Records ▸
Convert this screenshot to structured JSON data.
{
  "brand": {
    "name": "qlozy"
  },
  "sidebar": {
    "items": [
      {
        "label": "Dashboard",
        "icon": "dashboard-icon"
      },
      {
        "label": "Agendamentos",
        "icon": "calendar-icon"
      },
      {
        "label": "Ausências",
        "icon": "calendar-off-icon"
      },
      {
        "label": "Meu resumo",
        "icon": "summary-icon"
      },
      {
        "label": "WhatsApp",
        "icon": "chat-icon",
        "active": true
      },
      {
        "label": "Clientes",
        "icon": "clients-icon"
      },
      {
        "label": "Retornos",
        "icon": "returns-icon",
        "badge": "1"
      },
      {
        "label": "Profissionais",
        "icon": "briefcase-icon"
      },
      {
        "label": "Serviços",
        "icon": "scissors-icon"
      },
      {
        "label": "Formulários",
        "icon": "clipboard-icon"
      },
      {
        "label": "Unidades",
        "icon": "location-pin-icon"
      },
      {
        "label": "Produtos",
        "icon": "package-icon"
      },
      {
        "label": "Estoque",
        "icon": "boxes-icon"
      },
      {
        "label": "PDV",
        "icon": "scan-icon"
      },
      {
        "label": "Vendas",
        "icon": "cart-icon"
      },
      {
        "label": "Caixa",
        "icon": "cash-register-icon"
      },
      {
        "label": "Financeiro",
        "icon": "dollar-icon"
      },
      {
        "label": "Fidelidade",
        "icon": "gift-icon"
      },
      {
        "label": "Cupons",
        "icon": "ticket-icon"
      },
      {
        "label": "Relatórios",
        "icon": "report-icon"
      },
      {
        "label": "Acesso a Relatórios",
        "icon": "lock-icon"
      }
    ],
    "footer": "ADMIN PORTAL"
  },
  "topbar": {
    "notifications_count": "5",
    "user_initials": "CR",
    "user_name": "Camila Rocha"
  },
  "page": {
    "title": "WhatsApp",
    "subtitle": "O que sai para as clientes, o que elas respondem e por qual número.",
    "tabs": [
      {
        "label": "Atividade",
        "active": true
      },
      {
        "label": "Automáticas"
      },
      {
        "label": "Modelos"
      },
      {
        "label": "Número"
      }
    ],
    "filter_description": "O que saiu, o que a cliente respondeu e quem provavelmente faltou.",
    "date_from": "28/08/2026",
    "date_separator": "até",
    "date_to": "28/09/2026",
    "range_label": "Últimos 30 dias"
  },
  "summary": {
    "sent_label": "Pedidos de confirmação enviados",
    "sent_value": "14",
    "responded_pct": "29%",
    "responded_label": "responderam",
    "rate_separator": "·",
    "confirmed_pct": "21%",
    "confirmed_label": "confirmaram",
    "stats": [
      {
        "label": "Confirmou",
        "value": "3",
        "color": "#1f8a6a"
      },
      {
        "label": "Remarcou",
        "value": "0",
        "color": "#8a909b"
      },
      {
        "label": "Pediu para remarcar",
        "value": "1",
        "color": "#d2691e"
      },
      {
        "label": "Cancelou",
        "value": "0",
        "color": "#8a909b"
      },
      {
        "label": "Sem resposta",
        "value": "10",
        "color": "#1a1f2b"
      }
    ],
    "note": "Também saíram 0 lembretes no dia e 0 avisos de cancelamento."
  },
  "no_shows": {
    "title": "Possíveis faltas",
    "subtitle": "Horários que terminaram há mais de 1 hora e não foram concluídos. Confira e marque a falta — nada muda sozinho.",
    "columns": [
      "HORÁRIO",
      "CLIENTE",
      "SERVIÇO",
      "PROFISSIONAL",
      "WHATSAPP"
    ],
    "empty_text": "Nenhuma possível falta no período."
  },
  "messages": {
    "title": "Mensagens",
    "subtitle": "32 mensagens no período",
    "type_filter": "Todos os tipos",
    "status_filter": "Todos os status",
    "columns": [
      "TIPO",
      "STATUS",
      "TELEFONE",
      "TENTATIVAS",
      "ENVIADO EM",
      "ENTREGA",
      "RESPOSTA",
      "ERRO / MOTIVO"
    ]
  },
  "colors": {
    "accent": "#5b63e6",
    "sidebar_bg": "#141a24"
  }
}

Written task ▸ Copy each line from the data above that includes "Todos".

Written response ▸
    "type_filter": "Todos os tipos",
    "status_filter": "Todos os status",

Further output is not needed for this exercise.